> [What you have to do]: Copy out all the entries exactly.

> [Provided records]:
>>>
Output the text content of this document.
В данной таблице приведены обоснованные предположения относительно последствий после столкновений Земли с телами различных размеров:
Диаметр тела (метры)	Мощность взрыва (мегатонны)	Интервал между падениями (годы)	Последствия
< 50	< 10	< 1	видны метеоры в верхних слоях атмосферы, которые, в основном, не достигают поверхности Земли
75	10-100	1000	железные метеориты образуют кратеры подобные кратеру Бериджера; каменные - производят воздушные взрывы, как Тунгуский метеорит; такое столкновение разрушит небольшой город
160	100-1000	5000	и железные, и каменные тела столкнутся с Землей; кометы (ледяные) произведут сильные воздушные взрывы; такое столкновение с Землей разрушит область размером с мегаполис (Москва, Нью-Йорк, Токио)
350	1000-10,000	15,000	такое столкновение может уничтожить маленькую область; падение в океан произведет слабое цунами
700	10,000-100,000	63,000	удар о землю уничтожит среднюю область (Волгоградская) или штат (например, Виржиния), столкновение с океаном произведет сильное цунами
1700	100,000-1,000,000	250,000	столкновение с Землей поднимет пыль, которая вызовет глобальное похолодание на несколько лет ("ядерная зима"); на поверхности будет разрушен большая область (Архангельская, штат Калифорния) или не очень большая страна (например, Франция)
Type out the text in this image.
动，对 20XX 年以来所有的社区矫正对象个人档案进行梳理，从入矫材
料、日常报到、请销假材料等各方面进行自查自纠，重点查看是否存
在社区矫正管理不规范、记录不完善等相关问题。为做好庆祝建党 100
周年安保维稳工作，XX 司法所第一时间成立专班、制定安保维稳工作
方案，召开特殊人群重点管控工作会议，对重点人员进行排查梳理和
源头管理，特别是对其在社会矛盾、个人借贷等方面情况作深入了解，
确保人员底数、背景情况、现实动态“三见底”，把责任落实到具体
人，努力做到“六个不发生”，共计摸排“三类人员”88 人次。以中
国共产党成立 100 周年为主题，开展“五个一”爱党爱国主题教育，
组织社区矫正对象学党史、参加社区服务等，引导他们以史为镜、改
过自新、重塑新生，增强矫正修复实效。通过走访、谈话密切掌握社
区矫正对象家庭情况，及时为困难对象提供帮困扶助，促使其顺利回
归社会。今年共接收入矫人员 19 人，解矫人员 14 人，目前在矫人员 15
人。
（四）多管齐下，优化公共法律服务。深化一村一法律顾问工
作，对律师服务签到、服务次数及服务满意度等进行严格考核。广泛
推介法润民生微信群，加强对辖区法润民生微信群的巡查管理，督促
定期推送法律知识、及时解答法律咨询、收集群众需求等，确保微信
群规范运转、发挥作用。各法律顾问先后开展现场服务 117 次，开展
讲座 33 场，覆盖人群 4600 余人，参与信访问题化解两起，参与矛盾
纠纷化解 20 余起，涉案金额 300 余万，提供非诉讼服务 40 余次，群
<<<
> [The output]:
Output the text content of this document.
В данной таблице приведены обоснованные предположения относительно последствий после столкновений Земли с телами различных размеров:
Диаметр тела (метры)	Мощность взрыва (мегатонны)	Интервал между падениями (годы)	Последствия
< 50	< 10	< 1	видны метеоры в верхних слоях атмосферы, которые, в основном, не достигают поверхности Земли
75	10-100	1000	железные метеориты образуют кратеры подобные кратеру Бериджера; каменные - производят воздушные взрывы, как Тунгуский метеорит; такое столкновение разрушит небольшой город
160	100-1000	5000	и железные, и каменные тела столкнутся с Землей; кометы (ледяные) произведут сильные воздушные взрывы; такое столкновение с Землей разрушит область размером с мегаполис (Москва, Нью-Йорк, Токио)
350	1000-10,000	15,000	такое столкновение может уничтожить маленькую область; падение в океан произведет слабое цунами
700	10,000-100,000	63,000	удар о землю уничтожит среднюю область (Волгоградская) или штат (например, Виржиния), столкновение с океаном произведет сильное цунами
1700	100,000-1,000,000	250,000	столкновение с Землей поднимет пыль, которая вызовет глобальное похолодание на несколько лет ("ядерная зима"); на поверхности будет разрушен большая область (Архангельская, штат Калифорния) или не очень большая страна (например, Франция)
Type out the text in this image.
动，对 20XX 年以来所有的社区矫正对象个人档案进行梳理，从入矫材
料、日常报到、请销假材料等各方面进行自查自纠，重点查看是否存
在社区矫正管理不规范、记录不完善等相关问题。为做好庆祝建党 100
周年安保维稳工作，XX 司法所第一时间成立专班、制定安保维稳工作
方案，召开特殊人群重点管控工作会议，对重点人员进行排查梳理和
源头管理，特别是对其在社会矛盾、个人借贷等方面情况作深入了解，
确保人员底数、背景情况、现实动态“三见底”，把责任落实到具体
人，努力做到“六个不发生”，共计摸排“三类人员”88 人次。以中
国共产党成立 100 周年为主题，开展“五个一”爱党爱国主题教育，
组织社区矫正对象学党史、参加社区服务等，引导他们以史为镜、改
过自新、重塑新生，增强矫正修复实效。通过走访、谈话密切掌握社
区矫正对象家庭情况，及时为困难对象提供帮困扶助，促使其顺利回
归社会。今年共接收入矫人员 19 人，解矫人员 14 人，目前在矫人员 15
人。
（四）多管齐下，优化公共法律服务。深化一村一法律顾问工
作，对律师服务签到、服务次数及服务满意度等进行严格考核。广泛
推介法润民生微信群，加强对辖区法润民生微信群的巡查管理，督促
定期推送法律知识、及时解答法律咨询、收集群众需求等，确保微信
群规范运转、发挥作用。各法律顾问先后开展现场服务 117 次，开展
讲座 33 场，覆盖人群 4600 余人，参与信访问题化解两起，参与矛盾
纠纷化解 20 余起，涉案金额 300 余万，提供非诉讼服务 40 余次，群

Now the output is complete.